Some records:
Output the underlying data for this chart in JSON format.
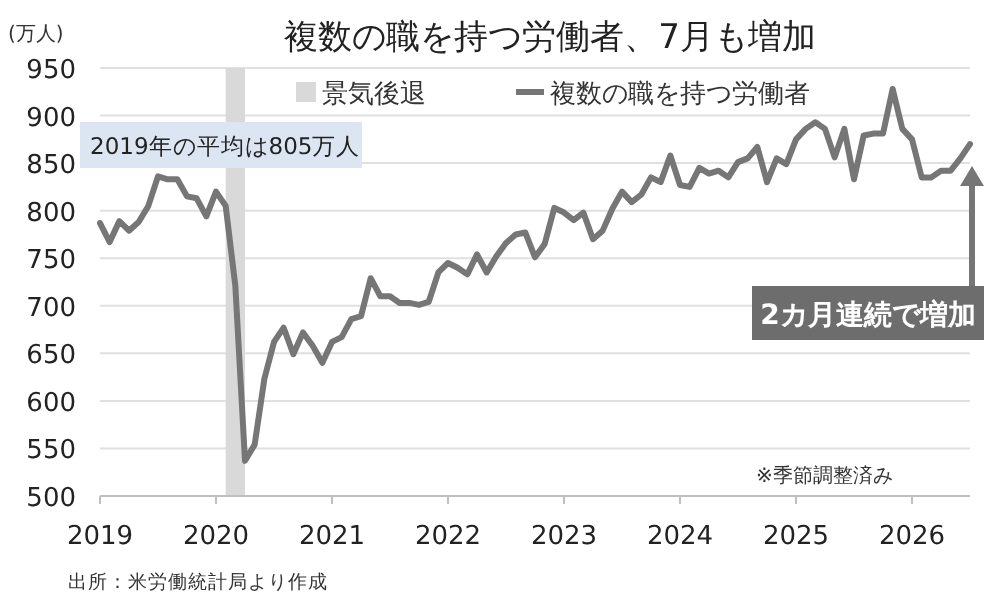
{
  "chart_data": {
    "type": "line",
    "title": "複数の職を持つ労働者、7月も増加",
    "ylabel": "(万人)",
    "annotations": [
      "2019年の平均は805万人",
      "2カ月連続で増加",
      "※季節調整済み",
      "出所：米労働統計局より作成"
    ],
    "x": [
      "2019-01",
      "2019-02",
      "2019-03",
      "2019-04",
      "2019-05",
      "2019-06",
      "2019-07",
      "2019-08",
      "2019-09",
      "2019-10",
      "2019-11",
      "2019-12",
      "2020-01",
      "2020-02",
      "2020-03",
      "2020-04",
      "2020-05",
      "2020-06",
      "2020-07",
      "2020-08",
      "2020-09",
      "2020-10",
      "2020-11",
      "2020-12",
      "2021-01",
      "2021-02",
      "2021-03",
      "2021-04",
      "2021-05",
      "2021-06",
      "2021-07",
      "2021-08",
      "2021-09",
      "2021-10",
      "2021-11",
      "2021-12",
      "2022-01",
      "2022-02",
      "2022-03",
      "2022-04",
      "2022-05",
      "2022-06",
      "2022-07",
      "2022-08",
      "2022-09",
      "2022-10",
      "2022-11",
      "2022-12",
      "2023-01",
      "2023-02",
      "2023-03",
      "2023-04",
      "2023-05",
      "2023-06",
      "2023-07",
      "2023-08",
      "2023-09",
      "2023-10",
      "2023-11",
      "2023-12",
      "2024-01",
      "2024-02",
      "2024-03",
      "2024-04",
      "2024-05",
      "2024-06",
      "2024-07",
      "2024-08",
      "2024-09",
      "2024-10",
      "2024-11",
      "2024-12",
      "2025-01",
      "2025-02",
      "2025-03",
      "2025-04",
      "2025-05",
      "2025-06",
      "2025-07",
      "2025-08",
      "2025-09",
      "2025-10",
      "2025-11",
      "2025-12",
      "2026-01",
      "2026-02",
      "2026-03",
      "2026-04",
      "2026-05",
      "2026-06",
      "2026-07"
    ],
    "series": [
      {
        "name": "複数の職を持つ労働者",
        "color": "#767676",
        "values": [
          787,
          767,
          789,
          779,
          788,
          805,
          836,
          833,
          833,
          815,
          813,
          794,
          820,
          805,
          721,
          537,
          554,
          623,
          662,
          677,
          649,
          672,
          658,
          640,
          662,
          667,
          686,
          689,
          729,
          710,
          710,
          703,
          703,
          701,
          704,
          735,
          745,
          740,
          733,
          754,
          735,
          752,
          766,
          775,
          777,
          751,
          765,
          803,
          798,
          790,
          798,
          770,
          779,
          802,
          820,
          809,
          817,
          835,
          830,
          858,
          827,
          825,
          845,
          839,
          842,
          835,
          851,
          855,
          867,
          830,
          855,
          849,
          875,
          886,
          893,
          886,
          856,
          886,
          833,
          879,
          881,
          881,
          928,
          886,
          875,
          835,
          835,
          842,
          842,
          855,
          870
        ]
      }
    ],
    "bands": [
      {
        "axis": "x",
        "from": "2020-02",
        "to": "2020-04",
        "label": "景気後退",
        "color": "#d9d9d9"
      }
    ],
    "xlim": [
      "2019-01",
      "2026-07"
    ],
    "ylim": [
      500,
      950
    ],
    "xticks": [
      "2019",
      "2020",
      "2021",
      "2022",
      "2023",
      "2024",
      "2025",
      "2026"
    ],
    "yticks": [
      500,
      550,
      600,
      650,
      700,
      750,
      800,
      850,
      900,
      950
    ],
    "grid": "y",
    "legend": "top"
  }
}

- _Aim_
Say how many lines in this listing hold the string "複数の職を持つ労働者", giving the count and nothing more.

- _Finished answer_
2